Task details:
Output every entry exactly as written.

Exercise data:

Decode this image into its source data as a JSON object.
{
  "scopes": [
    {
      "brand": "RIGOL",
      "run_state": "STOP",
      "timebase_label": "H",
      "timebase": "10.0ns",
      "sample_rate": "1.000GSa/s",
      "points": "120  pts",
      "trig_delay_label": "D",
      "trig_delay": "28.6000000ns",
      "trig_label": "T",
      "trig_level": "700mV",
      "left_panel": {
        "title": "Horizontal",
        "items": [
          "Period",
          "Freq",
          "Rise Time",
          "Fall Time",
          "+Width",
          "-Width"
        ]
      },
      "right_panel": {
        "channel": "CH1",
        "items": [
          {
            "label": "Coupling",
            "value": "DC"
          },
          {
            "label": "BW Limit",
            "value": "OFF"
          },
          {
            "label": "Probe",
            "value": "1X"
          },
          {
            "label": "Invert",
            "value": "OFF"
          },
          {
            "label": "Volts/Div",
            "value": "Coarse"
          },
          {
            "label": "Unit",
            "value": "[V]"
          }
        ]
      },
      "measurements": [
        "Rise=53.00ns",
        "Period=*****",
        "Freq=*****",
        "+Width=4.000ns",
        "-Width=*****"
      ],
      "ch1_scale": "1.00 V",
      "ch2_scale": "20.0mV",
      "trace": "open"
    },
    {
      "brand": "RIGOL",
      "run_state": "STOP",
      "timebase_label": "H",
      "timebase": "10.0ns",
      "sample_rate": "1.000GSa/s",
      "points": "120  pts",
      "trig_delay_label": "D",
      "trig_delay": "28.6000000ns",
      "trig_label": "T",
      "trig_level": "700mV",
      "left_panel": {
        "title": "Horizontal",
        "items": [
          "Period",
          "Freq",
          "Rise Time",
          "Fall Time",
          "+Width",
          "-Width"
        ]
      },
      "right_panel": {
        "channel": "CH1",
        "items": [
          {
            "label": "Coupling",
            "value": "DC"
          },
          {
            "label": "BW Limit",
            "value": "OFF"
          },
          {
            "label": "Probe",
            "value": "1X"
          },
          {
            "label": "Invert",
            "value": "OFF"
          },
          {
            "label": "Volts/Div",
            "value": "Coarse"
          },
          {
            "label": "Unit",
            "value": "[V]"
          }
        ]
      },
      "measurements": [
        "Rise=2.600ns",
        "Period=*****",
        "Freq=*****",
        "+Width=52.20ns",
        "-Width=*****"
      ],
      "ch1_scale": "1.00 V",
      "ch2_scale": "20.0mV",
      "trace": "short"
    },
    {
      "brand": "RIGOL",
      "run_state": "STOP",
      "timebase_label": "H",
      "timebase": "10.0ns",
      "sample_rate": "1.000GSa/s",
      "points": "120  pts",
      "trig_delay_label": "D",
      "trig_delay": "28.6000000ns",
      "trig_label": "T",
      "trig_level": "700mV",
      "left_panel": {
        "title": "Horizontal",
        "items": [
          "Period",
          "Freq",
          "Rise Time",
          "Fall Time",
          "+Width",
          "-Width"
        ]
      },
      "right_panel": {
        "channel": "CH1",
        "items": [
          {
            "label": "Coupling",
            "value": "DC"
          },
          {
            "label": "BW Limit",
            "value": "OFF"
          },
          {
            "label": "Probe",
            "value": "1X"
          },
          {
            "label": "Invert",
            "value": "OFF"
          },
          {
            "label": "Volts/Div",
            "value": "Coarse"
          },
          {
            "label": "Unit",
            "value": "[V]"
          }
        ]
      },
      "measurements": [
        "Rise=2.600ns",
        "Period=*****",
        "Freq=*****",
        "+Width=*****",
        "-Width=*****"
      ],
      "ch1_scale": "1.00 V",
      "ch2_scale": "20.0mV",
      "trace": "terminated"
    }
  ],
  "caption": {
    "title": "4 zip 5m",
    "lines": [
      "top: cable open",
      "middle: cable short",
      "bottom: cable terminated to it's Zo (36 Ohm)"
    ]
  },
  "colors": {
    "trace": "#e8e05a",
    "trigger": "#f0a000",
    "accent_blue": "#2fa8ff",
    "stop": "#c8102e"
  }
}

Answer to the task:
Decode this image into its source data as a JSON object.
{
  "scopes": [
    {
      "brand": "RIGOL",
      "run_state": "STOP",
      "timebase_label": "H",
      "timebase": "10.0ns",
      "sample_rate": "1.000GSa/s",
      "points": "120  pts",
      "trig_delay_label": "D",
      "trig_delay": "28.6000000ns",
      "trig_label": "T",
      "trig_level": "700mV",
      "left_panel": {
        "title": "Horizontal",
        "items": [
          "Period",
          "Freq",
          "Rise Time",
          "Fall Time",
          "+Width",
          "-Width"
        ]
      },
      "right_panel": {
        "channel": "CH1",
        "items": [
          {
            "label": "Coupling",
            "value": "DC"
          },
          {
            "label": "BW Limit",
            "value": "OFF"
          },
          {
            "label": "Probe",
            "value": "1X"
          },
          {
            "label": "Invert",
            "value": "OFF"
          },
          {
            "label": "Volts/Div",
            "value": "Coarse"
          },
          {
            "label": "Unit",
            "value": "[V]"
          }
        ]
      },
      "measurements": [
        "Rise=53.00ns",
        "Period=*****",
        "Freq=*****",
        "+Width=4.000ns",
        "-Width=*****"
      ],
      "ch1_scale": "1.00 V",
      "ch2_scale": "20.0mV",
      "trace": "open"
    },
    {
      "brand": "RIGOL",
      "run_state": "STOP",
      "timebase_label": "H",
      "timebase": "10.0ns",
      "sample_rate": "1.000GSa/s",
      "points": "120  pts",
      "trig_delay_label": "D",
      "trig_delay": "28.6000000ns",
      "trig_label": "T",
      "trig_level": "700mV",
      "left_panel": {
        "title": "Horizontal",
        "items": [
          "Period",
          "Freq",
          "Rise Time",
          "Fall Time",
          "+Width",
          "-Width"
        ]
      },
      "right_panel": {
        "channel": "CH1",
        "items": [
          {
            "label": "Coupling",
            "value": "DC"
          },
          {
            "label": "BW Limit",
            "value": "OFF"
          },
          {
            "label": "Probe",
            "value": "1X"
          },
          {
            "label": "Invert",
            "value": "OFF"
          },
          {
            "label": "Volts/Div",
            "value": "Coarse"
          },
          {
            "label": "Unit",
            "value": "[V]"
          }
        ]
      },
      "measurements": [
        "Rise=2.600ns",
        "Period=*****",
        "Freq=*****",
        "+Width=52.20ns",
        "-Width=*****"
      ],
      "ch1_scale": "1.00 V",
      "ch2_scale": "20.0mV",
      "trace": "short"
    },
    {
      "brand": "RIGOL",
      "run_state": "STOP",
      "timebase_label": "H",
      "timebase": "10.0ns",
      "sample_rate": "1.000GSa/s",
      "points": "120  pts",
      "trig_delay_label": "D",
      "trig_delay": "28.6000000ns",
      "trig_label": "T",
      "trig_level": "700mV",
      "left_panel": {
        "title": "Horizontal",
        "items": [
          "Period",
          "Freq",
          "Rise Time",
          "Fall Time",
          "+Width",
          "-Width"
        ]
      },
      "right_panel": {
        "channel": "CH1",
        "items": [
          {
            "label": "Coupling",
            "value": "DC"
          },
          {
            "label": "BW Limit",
            "value": "OFF"
          },
          {
            "label": "Probe",
            "value": "1X"
          },
          {
            "label": "Invert",
            "value": "OFF"
          },
          {
            "label": "Volts/Div",
            "value": "Coarse"
          },
          {
            "label": "Unit",
            "value": "[V]"
          }
        ]
      },
      "measurements": [
        "Rise=2.600ns",
        "Period=*****",
        "Freq=*****",
        "+Width=*****",
        "-Width=*****"
      ],
      "ch1_scale": "1.00 V",
      "ch2_scale": "20.0mV",
      "trace": "terminated"
    }
  ],
  "caption": {
    "title": "4 zip 5m",
    "lines": [
      "top: cable open",
      "middle: cable short",
      "bottom: cable terminated to it's Zo (36 Ohm)"
    ]
  },
  "colors": {
    "trace": "#e8e05a",
    "trigger": "#f0a000",
    "accent_blue": "#2fa8ff",
    "stop": "#c8102e"
  }
}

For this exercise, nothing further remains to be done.